*Input*
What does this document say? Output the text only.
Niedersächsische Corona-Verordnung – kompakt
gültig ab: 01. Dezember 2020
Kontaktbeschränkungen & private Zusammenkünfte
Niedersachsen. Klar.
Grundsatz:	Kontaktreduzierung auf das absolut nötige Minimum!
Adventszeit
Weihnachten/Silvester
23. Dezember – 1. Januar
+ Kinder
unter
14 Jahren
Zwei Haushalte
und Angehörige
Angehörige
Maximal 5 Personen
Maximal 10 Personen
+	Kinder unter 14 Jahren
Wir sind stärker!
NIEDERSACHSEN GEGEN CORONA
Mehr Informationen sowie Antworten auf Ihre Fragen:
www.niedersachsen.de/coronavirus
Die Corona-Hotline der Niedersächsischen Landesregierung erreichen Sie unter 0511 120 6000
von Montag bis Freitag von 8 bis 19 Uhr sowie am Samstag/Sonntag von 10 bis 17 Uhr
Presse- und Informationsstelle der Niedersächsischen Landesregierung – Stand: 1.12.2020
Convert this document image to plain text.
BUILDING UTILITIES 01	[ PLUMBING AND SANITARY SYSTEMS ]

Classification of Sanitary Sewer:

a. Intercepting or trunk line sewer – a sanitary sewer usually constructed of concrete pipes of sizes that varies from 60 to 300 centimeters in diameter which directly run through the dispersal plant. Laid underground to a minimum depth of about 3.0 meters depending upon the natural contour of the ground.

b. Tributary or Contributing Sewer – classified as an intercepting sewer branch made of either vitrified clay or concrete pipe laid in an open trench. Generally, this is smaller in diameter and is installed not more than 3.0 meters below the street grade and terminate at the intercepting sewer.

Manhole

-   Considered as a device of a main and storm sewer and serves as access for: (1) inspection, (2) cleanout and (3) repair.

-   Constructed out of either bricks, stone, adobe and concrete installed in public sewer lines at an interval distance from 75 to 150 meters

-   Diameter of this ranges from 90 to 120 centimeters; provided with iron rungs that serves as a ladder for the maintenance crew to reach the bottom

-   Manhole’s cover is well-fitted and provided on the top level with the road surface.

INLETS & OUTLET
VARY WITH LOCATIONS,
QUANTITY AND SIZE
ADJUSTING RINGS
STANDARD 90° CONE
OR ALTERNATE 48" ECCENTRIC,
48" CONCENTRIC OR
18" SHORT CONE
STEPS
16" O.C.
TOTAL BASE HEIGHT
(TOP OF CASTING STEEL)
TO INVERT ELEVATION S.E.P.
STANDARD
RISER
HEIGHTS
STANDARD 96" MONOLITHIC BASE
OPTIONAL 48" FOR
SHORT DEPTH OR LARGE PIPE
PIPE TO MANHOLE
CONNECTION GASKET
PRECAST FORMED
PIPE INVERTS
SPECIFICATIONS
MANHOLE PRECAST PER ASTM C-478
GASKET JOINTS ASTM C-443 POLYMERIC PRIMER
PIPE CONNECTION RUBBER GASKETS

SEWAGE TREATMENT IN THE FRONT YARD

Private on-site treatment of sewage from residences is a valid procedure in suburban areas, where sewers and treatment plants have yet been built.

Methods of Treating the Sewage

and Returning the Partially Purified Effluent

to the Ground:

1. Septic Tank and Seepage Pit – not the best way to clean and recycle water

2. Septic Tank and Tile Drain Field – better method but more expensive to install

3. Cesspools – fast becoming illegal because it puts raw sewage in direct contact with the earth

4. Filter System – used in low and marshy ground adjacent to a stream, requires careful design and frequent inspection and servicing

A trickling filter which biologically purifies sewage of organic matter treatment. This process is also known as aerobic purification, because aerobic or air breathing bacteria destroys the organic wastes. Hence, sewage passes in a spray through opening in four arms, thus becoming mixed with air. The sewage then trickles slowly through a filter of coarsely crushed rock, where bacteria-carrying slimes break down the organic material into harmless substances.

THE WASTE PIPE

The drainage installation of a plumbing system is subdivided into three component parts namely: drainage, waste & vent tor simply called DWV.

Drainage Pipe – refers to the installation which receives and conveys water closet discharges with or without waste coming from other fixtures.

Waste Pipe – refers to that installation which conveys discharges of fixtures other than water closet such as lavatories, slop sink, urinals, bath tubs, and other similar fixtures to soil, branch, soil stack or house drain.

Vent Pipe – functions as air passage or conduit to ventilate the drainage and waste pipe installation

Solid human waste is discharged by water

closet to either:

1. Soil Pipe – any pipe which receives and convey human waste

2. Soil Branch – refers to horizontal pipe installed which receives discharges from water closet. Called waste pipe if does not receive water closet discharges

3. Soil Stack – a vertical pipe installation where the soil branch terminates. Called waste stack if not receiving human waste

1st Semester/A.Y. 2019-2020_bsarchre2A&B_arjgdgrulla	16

*Exercise directions*
Search the entries above for the string "that", and report each line where it occurs.

*Result*
a. Intercepting or trunk line sewer – a sanitary sewer usually constructed of concrete pipes of sizes that varies from 60 to 300 centimeters in diameter which directly run through the dispersal plant. Laid underground to a minimum depth of about 3.0 meters depending upon the natural contour of the ground.
-   Diameter of this ranges from 90 to 120 centimeters; provided with iron rungs that serves as a ladder for the maintenance crew to reach the bottom
Waste Pipe – refers to that installation which conveys discharges of fixtures other than water closet such as lavatories, slop sink, urinals, bath tubs, and other similar fixtures to soil, branch, soil stack or house drain.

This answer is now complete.